PROBLEM STATEMENT:
Reproduce every entry that follows word for word, but omit the images.

::::::::::

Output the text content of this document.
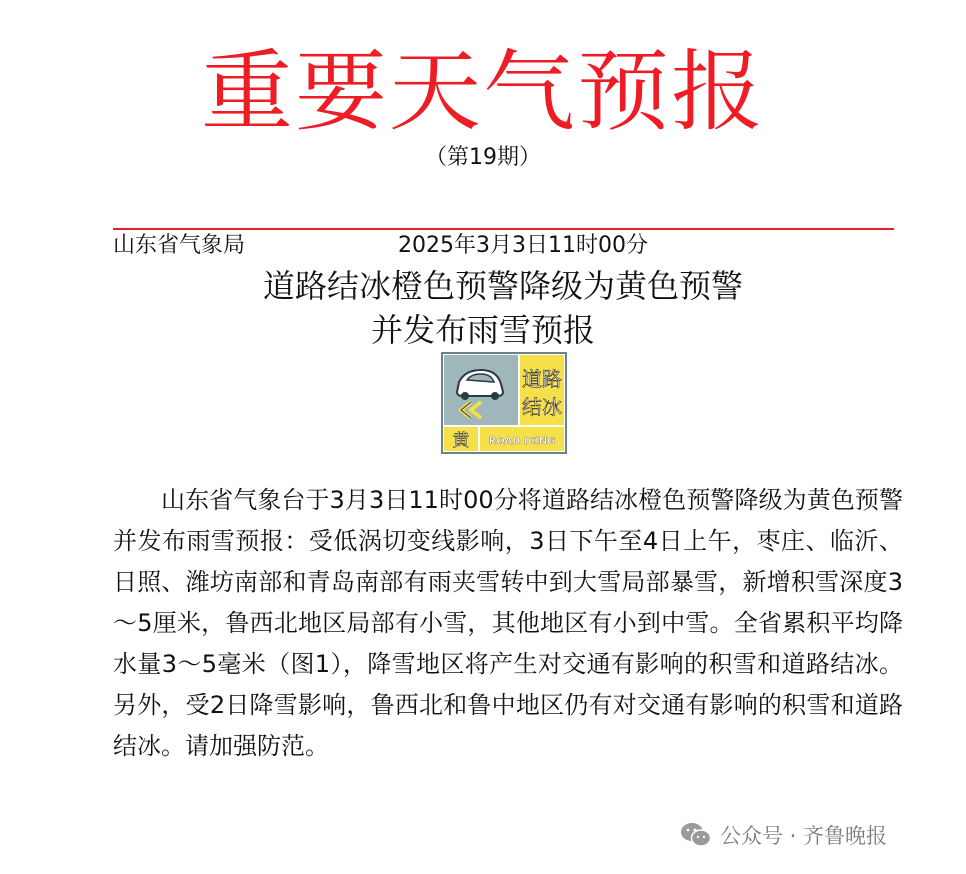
重要天气预报
（第19期）
山东省气象局	2025年3月3日11时00分
道路结冰橙色预警降级为黄色预警
并发布雨雪预报
道路
结冰
黄 ROAD ICING

山东省气象台于3月3日11时00分将道路结冰橙色预警降级为黄色预警并发布雨雪预报：受低涡切变线影响，3日下午至4日上午，枣庄、临沂、日照、潍坊南部和青岛南部有雨夹雪转中到大雪局部暴雪，新增积雪深度3～5厘米，鲁西北地区局部有小雪，其他地区有小到中雪。全省累积平均降水量3～5毫米（图1），降雪地区将产生对交通有影响的积雪和道路结冰。另外，受2日降雪影响，鲁西北和鲁中地区仍有对交通有影响的积雪和道路结冰。请加强防范。

公众号 · 齐鲁晚报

::::::::::

COMPLETE RESPONSE:
Output the text content of this document.
重要天气预报
（第19期）
山东省气象局	2025年3月3日11时00分
道路结冰橙色预警降级为黄色预警
并发布雨雪预报
道路
结冰
黄 ROAD ICING

山东省气象台于3月3日11时00分将道路结冰橙色预警降级为黄色预警并发布雨雪预报：受低涡切变线影响，3日下午至4日上午，枣庄、临沂、日照、潍坊南部和青岛南部有雨夹雪转中到大雪局部暴雪，新增积雪深度3～5厘米，鲁西北地区局部有小雪，其他地区有小到中雪。全省累积平均降水量3～5毫米（图1），降雪地区将产生对交通有影响的积雪和道路结冰。另外，受2日降雪影响，鲁西北和鲁中地区仍有对交通有影响的积雪和道路结冰。请加强防范。

公众号 · 齐鲁晚报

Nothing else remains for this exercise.